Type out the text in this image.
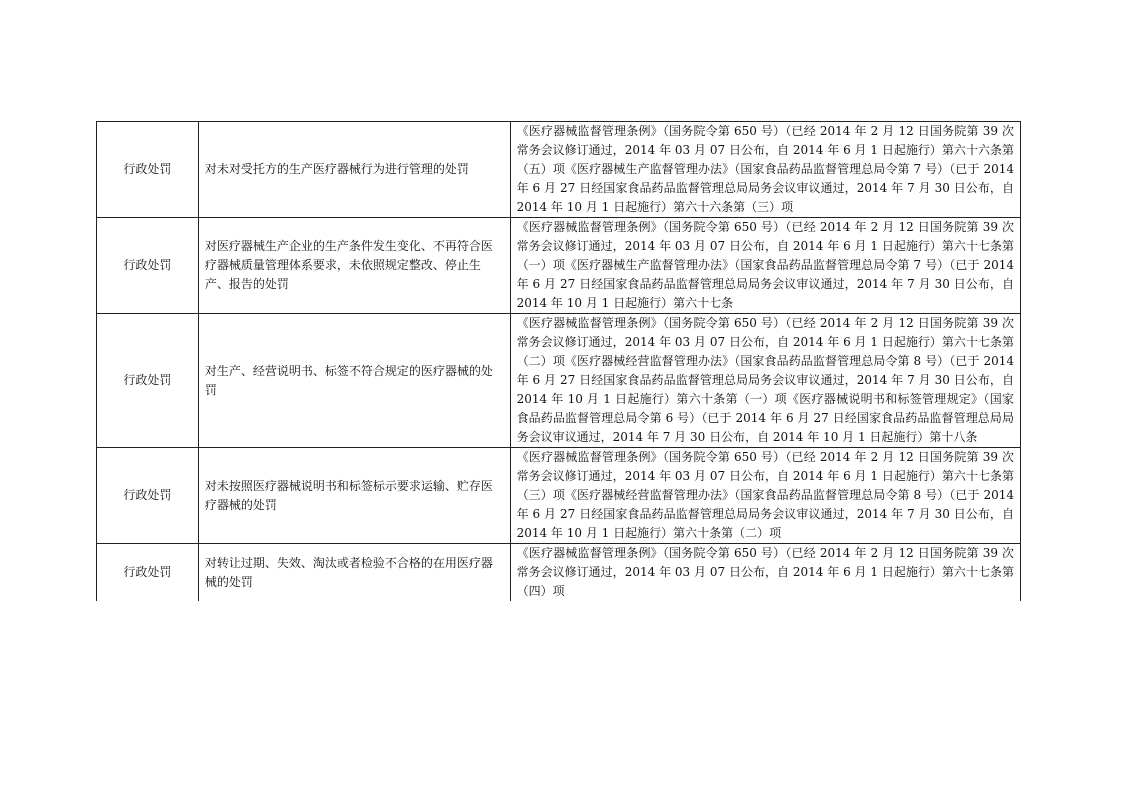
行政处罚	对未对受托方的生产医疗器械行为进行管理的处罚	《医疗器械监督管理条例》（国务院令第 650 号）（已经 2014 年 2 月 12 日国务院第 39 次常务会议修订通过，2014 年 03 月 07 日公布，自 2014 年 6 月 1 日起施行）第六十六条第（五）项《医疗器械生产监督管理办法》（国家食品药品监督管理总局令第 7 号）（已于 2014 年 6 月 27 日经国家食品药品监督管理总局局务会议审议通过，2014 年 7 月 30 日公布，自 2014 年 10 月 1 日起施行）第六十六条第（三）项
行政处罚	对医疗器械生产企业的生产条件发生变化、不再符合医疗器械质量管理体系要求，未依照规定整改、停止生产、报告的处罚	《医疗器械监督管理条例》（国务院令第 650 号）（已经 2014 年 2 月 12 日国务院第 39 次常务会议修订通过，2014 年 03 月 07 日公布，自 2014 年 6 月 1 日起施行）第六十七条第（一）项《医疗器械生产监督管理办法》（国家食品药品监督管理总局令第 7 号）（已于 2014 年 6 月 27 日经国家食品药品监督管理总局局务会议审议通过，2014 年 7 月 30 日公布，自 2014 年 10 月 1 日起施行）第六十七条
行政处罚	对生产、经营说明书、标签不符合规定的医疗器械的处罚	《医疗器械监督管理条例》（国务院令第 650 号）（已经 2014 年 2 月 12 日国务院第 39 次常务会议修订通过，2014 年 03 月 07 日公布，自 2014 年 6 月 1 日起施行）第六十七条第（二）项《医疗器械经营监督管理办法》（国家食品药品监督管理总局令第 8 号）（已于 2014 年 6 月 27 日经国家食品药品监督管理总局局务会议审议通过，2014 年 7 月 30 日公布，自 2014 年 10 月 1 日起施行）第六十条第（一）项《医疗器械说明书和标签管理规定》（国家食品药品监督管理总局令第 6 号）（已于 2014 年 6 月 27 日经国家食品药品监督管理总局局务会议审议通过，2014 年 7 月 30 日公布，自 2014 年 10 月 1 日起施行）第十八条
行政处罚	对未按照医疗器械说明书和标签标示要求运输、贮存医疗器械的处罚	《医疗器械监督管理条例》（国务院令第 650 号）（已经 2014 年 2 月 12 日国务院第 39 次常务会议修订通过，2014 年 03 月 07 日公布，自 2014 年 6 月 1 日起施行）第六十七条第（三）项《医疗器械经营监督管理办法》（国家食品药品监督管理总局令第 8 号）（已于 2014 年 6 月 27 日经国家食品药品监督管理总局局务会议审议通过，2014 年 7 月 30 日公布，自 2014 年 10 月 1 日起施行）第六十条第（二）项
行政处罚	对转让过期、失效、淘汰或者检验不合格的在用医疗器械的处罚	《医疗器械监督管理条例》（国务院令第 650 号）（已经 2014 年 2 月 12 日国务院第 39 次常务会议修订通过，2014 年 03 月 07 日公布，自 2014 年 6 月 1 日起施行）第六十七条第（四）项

--

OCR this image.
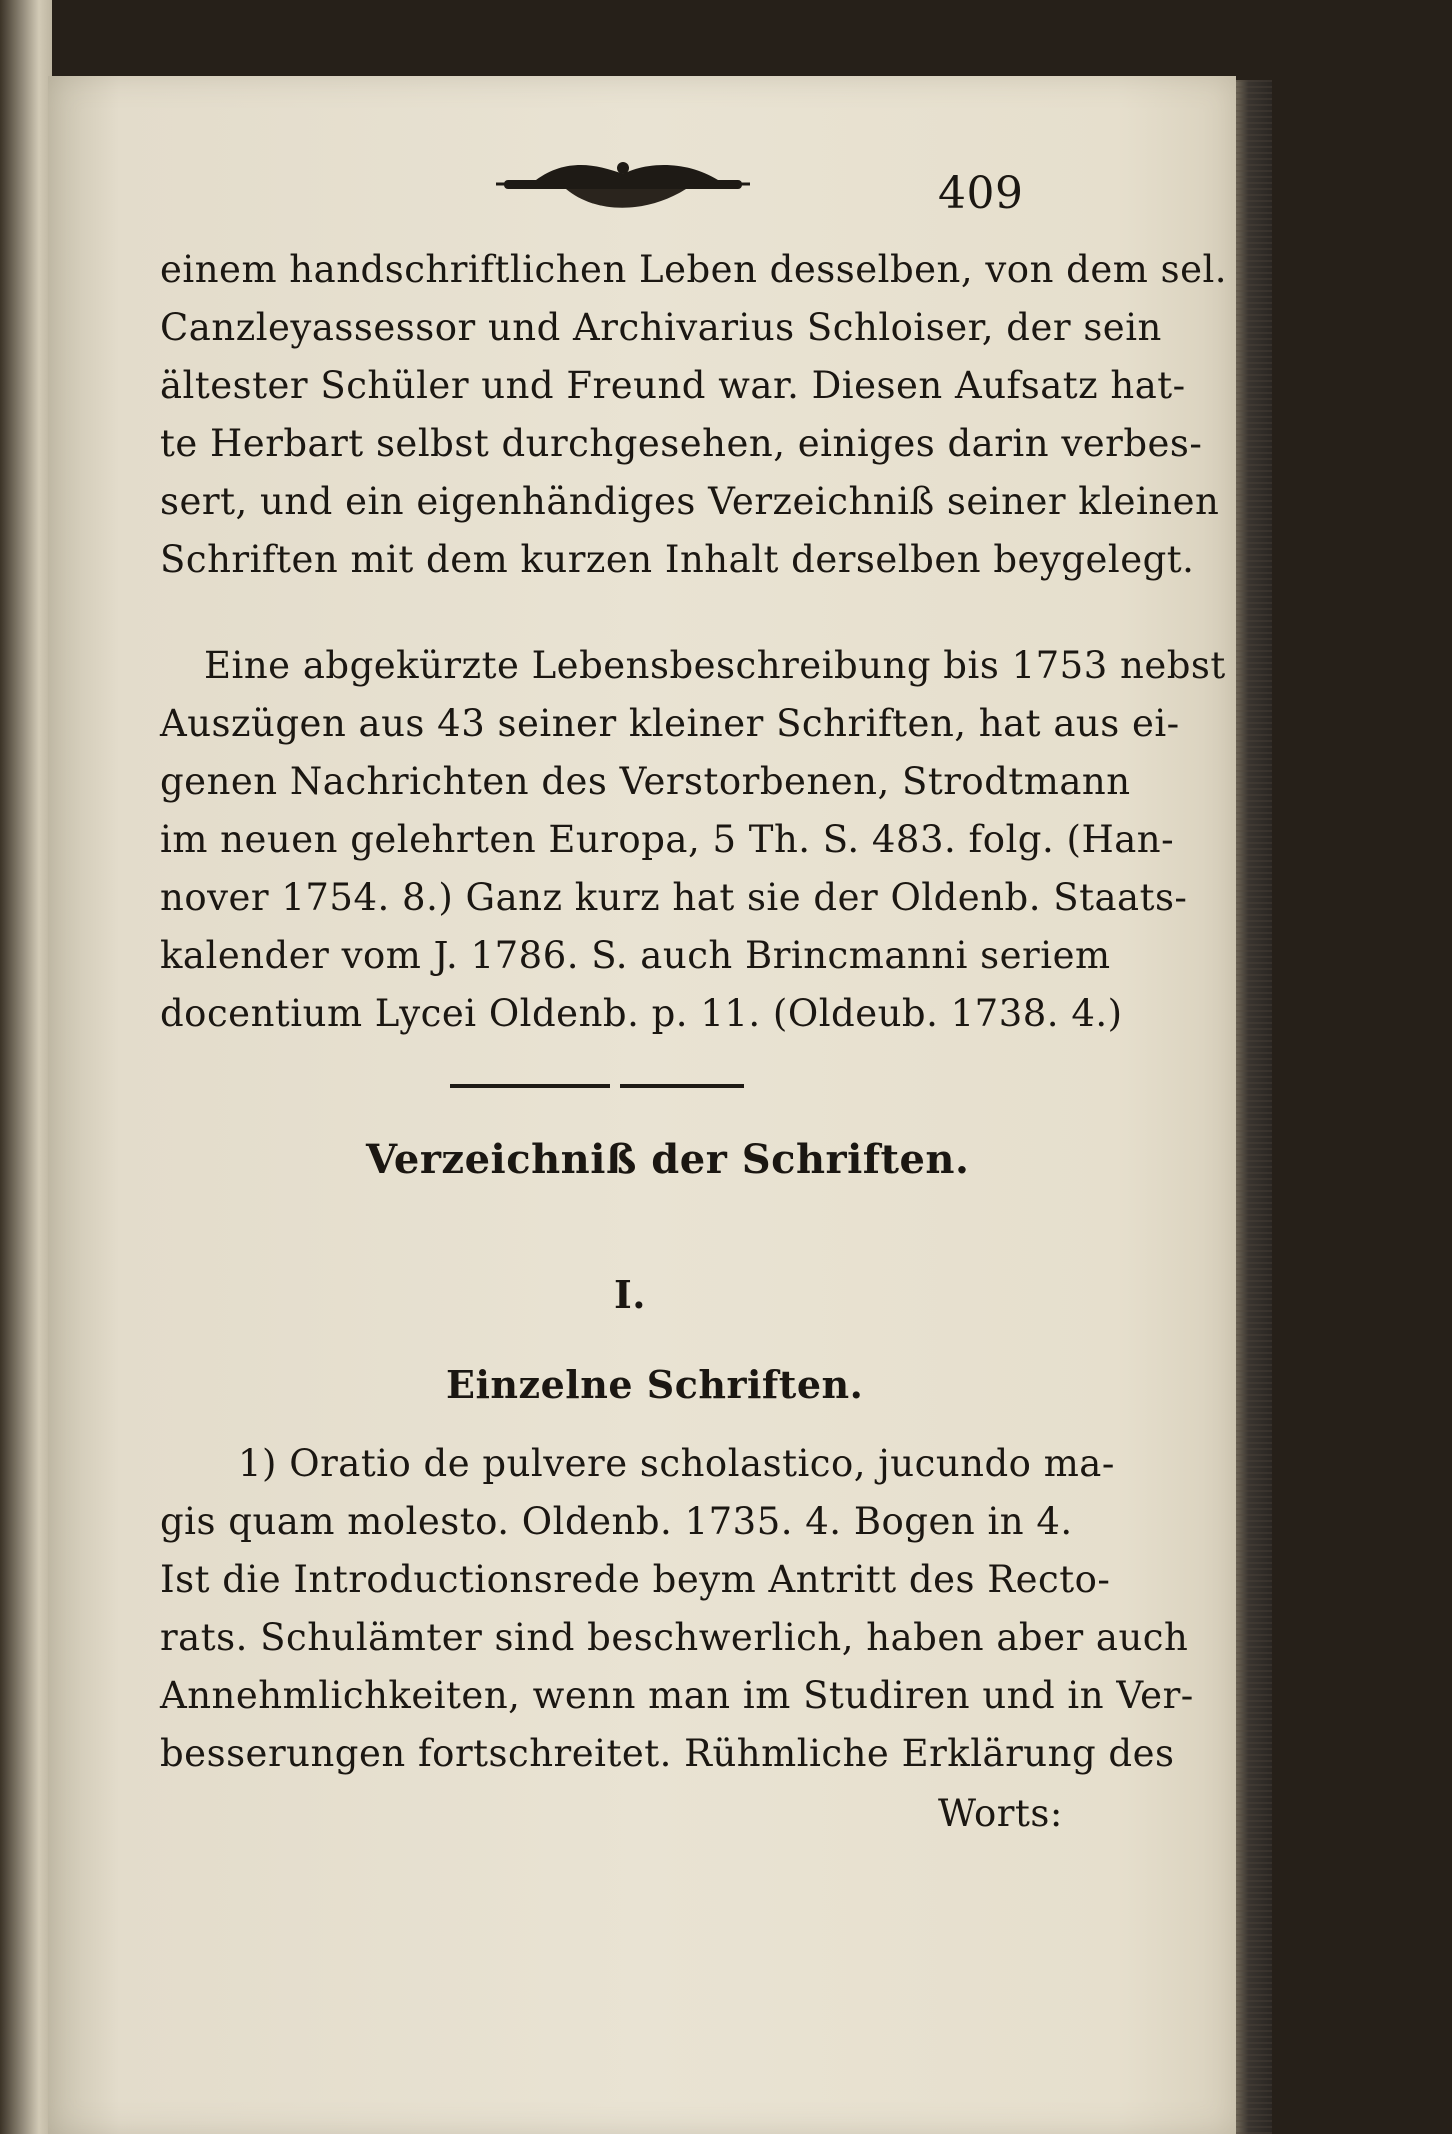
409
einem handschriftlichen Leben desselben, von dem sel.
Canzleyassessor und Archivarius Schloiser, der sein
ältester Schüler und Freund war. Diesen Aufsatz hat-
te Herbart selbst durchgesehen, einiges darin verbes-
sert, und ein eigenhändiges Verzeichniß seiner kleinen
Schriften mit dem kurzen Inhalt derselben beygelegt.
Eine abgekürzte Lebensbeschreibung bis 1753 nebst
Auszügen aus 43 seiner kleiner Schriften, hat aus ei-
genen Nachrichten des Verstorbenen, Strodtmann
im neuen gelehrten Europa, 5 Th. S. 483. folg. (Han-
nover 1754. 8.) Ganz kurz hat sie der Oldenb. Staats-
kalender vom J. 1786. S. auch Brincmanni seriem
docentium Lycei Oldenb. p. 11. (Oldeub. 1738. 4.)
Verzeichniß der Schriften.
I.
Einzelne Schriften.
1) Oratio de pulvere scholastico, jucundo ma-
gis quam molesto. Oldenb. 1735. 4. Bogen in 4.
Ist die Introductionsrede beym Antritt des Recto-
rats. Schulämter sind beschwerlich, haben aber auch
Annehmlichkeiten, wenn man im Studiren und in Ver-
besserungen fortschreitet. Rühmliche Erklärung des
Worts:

...

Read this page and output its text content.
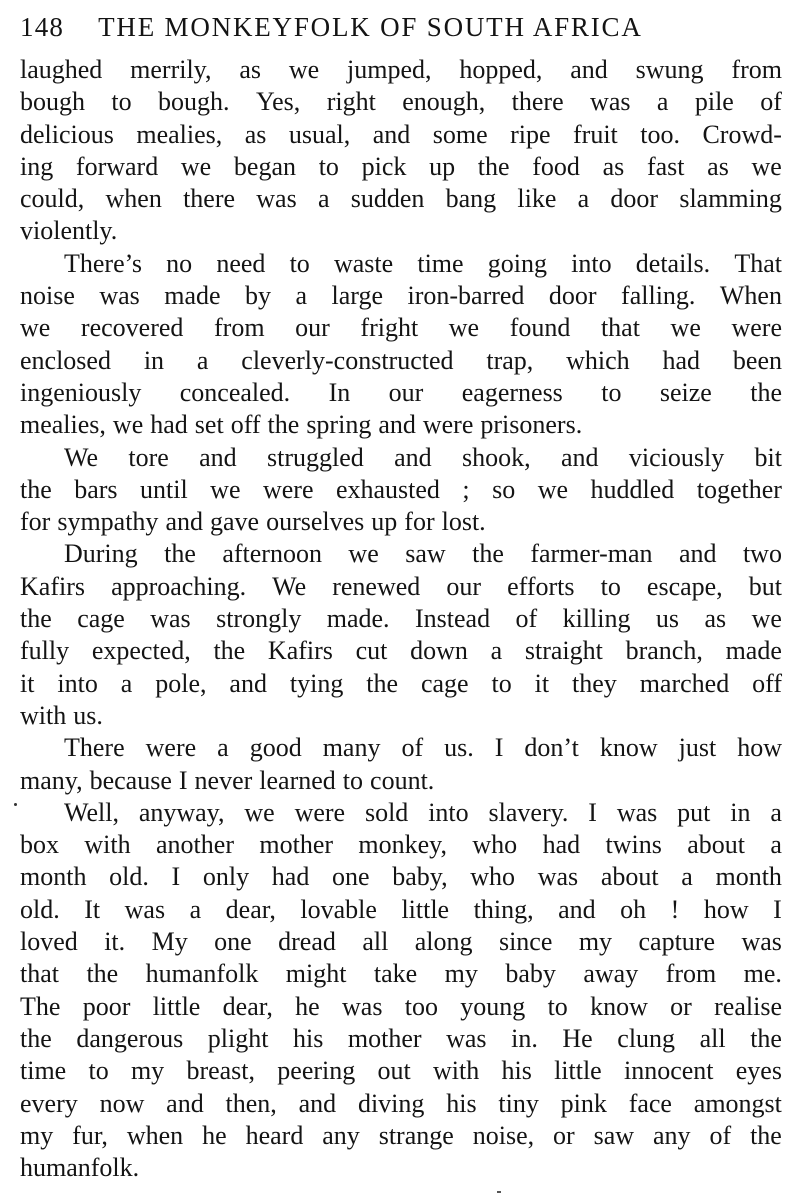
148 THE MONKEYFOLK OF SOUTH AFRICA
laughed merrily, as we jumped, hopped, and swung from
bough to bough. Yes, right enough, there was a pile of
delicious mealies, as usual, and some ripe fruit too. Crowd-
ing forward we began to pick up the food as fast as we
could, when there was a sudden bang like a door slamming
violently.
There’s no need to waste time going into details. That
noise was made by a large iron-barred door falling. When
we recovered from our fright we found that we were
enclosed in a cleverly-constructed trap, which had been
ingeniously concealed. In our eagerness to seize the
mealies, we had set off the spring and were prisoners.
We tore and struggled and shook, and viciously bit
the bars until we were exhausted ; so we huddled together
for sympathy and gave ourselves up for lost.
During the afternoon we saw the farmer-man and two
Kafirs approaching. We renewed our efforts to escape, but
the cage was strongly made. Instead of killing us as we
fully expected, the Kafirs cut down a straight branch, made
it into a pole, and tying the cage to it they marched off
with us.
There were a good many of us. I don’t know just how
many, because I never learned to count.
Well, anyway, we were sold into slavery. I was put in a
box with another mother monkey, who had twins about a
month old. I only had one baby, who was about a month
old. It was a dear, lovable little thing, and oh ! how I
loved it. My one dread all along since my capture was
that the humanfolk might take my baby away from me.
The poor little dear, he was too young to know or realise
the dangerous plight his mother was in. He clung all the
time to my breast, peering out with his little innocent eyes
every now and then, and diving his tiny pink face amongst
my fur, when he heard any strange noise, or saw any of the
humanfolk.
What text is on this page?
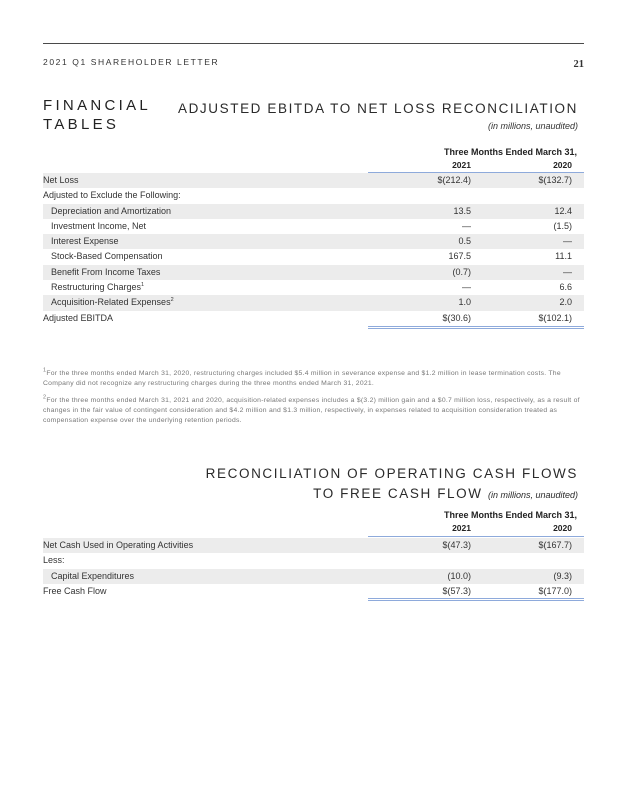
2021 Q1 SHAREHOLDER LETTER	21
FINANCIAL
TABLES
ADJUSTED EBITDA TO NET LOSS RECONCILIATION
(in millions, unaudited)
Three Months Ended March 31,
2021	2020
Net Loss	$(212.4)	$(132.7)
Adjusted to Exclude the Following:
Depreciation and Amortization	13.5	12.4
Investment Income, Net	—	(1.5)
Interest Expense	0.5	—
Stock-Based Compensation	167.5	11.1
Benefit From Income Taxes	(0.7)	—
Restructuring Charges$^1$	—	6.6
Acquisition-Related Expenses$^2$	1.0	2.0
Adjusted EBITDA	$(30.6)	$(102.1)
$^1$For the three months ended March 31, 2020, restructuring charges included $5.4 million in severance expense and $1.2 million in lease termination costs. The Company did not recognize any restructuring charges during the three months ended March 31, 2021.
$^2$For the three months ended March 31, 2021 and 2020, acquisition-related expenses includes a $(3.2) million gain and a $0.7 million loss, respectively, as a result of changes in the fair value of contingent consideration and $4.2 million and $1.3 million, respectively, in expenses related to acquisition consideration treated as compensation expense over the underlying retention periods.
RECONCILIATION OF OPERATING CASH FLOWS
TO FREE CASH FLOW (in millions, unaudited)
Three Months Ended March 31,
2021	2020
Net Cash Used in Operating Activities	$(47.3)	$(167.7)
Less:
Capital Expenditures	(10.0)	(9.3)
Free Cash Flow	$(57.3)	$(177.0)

● **Given problem**
Working from the entries above, return all lines that contain "into".

● **Result for this exercise**
There’s no need to waste time going into details. That
it into a pole, and tying the cage to it they marched off
Well, anyway, we were sold into slavery. I was put in a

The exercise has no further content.